======== PASSAGE TO READ

  • @grantsmith3653
    @grantsmith3653 Рік тому

    At 14:10, I'm having a hard time understanding why we need label noise. I understand that it is a proxy for the difficulty of the dataset, but I don't understand why it's necessary for the mathematical theory. I think Sebastian is saying something about it being in or not being in the model class. Maybe it's just saying it is a lower bound on the difficulty of learning the function... Otherwise all the labels could just be 0 or something and the function would be too easy to learn? Idk
    Love the talk, and all the other ones! I'm going through all these. This is exactly what I'm looking for... Theoretical deep learning. Awesome stuff

  • @ramsever5087
    @ramsever5087 2 роки тому +1

    Take ImageNet as an example:
    The training dataset is around 1M images (d), the dimensionality of the input images is on the order of magnitude of 50k
    And STOA models with 300M parameters achieve over 90% top-1 accuracy.
    In this case p is much smaller than nd, but still we get good generalization of the network.
    How is the Law of Robustness applicable for this case? it looks that nd is a very loose upper bound, right?

    • @SebastienBubeck
      @SebastienBubeck  2 роки тому +2

      Right, so the law of robustness does NOT talk about generalization but rather about the tradeoff between size and smoothness conditionally on low training error. So in your example it does strongly suggest that the 300M parameters network will NOT be smooth (ie small perturbations of input can have great effect on the output).
================
======== RECORD EXTRACTS
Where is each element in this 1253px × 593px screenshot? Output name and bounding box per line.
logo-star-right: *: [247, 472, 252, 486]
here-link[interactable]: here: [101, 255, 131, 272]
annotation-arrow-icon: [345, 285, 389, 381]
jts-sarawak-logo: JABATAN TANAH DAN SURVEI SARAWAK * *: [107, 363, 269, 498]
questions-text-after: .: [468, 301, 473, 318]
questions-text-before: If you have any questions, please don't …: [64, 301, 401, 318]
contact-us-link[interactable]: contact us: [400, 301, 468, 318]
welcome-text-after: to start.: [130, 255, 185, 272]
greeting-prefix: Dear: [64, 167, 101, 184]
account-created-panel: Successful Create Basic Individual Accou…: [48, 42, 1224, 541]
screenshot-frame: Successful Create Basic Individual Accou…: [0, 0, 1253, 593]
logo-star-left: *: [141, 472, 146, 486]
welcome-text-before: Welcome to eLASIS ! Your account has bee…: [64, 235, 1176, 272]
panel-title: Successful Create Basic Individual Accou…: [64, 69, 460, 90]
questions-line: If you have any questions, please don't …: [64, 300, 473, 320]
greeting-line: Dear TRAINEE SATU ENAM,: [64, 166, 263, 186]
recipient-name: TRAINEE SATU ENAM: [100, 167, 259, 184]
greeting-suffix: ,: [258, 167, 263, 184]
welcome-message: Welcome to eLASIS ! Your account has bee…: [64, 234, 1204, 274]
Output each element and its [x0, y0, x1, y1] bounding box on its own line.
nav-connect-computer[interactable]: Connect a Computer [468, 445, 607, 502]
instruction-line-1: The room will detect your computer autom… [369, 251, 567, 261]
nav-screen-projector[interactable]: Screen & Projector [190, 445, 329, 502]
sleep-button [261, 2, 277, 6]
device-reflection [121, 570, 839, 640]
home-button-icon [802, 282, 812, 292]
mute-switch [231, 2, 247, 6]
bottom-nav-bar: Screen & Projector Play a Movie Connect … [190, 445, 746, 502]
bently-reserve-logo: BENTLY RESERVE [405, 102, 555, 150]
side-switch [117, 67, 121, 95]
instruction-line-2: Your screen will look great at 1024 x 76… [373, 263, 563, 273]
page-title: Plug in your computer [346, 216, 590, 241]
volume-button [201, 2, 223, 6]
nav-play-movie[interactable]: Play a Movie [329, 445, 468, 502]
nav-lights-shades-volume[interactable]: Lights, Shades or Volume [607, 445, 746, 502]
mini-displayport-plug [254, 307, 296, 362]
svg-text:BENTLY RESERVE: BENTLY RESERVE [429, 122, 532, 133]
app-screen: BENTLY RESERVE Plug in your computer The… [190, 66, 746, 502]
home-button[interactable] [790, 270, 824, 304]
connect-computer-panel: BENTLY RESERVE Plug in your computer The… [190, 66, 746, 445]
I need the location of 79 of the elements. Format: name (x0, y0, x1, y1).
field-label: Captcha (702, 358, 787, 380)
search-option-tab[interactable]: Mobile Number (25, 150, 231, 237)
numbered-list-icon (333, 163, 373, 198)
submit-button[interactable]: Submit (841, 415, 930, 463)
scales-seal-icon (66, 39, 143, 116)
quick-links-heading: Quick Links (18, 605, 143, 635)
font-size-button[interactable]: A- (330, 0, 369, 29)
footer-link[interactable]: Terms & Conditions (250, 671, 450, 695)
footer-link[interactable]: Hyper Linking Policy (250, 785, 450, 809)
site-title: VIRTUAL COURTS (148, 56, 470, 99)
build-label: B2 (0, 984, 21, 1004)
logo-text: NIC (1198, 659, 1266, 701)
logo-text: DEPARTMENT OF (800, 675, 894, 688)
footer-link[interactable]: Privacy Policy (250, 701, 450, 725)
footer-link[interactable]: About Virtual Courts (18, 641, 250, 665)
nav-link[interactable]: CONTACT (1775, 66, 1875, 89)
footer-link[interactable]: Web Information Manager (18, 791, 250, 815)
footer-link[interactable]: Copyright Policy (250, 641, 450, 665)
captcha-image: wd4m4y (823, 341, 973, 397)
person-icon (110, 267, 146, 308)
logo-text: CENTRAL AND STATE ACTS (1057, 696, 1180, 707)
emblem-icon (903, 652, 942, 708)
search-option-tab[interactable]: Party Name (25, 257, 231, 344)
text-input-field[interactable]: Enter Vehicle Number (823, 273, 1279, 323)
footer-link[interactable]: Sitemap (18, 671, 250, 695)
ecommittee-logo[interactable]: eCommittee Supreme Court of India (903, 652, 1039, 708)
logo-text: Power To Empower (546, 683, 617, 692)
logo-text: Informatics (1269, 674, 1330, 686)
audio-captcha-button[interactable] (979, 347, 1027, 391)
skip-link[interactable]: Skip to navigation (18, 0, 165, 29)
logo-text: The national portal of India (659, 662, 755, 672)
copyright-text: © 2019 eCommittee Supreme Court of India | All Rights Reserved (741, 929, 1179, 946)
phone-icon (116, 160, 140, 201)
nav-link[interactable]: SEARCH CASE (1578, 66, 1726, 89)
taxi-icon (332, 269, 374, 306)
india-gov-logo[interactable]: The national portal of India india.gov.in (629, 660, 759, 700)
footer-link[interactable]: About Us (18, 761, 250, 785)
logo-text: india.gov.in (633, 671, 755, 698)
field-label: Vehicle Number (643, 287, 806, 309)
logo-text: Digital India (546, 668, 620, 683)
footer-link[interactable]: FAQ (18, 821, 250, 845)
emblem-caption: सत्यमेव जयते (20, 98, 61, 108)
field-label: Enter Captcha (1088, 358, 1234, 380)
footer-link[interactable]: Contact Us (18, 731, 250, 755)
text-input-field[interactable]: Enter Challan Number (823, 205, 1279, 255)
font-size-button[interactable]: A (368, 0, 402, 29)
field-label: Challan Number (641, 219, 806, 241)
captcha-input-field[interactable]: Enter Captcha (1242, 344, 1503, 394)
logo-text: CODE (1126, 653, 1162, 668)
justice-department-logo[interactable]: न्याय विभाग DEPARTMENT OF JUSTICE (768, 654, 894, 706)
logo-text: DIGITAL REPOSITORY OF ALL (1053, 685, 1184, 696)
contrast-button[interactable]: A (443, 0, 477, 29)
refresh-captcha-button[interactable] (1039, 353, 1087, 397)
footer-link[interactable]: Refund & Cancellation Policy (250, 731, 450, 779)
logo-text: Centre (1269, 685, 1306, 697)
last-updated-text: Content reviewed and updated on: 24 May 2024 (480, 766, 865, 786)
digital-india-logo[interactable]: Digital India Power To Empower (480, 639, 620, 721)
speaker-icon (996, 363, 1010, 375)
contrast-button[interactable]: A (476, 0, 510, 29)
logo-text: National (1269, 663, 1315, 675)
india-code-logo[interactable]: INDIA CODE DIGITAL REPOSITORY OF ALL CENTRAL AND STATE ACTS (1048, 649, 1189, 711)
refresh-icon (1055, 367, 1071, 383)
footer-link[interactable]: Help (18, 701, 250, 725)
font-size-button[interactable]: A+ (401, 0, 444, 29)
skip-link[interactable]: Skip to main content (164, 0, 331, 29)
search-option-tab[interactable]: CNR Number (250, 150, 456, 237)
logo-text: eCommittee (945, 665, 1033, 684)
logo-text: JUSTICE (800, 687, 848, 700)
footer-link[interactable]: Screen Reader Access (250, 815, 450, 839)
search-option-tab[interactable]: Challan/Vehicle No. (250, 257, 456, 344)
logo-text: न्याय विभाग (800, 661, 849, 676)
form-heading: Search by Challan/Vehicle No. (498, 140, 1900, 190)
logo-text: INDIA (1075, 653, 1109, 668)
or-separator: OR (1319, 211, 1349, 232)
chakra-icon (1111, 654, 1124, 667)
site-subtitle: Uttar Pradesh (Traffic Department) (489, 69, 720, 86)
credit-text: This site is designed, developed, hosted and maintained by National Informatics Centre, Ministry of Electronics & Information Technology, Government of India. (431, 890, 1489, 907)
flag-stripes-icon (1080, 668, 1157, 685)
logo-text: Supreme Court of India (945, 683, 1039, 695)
================
• ACTIVITY LIST
**A)** Answer these questions about the comment thread:
(i) At what timestamp does the first commenter have trouble understanding why label noise is needed?
(ii) How many parameters do the ImageNet models in the second comment have?
(iii) According to the reply, what does the law of robustness talk about instead of generalization?
**B)** Extract from the comment thread the part starting with "In this case" and going on through "on the output).".

• SOLUTIONS TO EACH TASK
**A)**
(i) 14:10
(ii) 300M
(iii) The tradeoff between size and smoothness conditionally on low training error.

**B)**
In this case p is much smaller than nd, but still we get good generalization of the network.
    How is the Law of Robustness applicable for this case? it looks that nd is a very loose upper bound, right?

    • @SebastienBubeck
      @SebastienBubeck  2 роки тому +2

      Right, so the law of robustness does NOT talk about generalization but rather about the tradeoff between size and smoothness conditionally on low training error. So in your example it does strongly suggest that the 300M parameters network will NOT be smooth (ie small perturbations of input can have great effect on the output).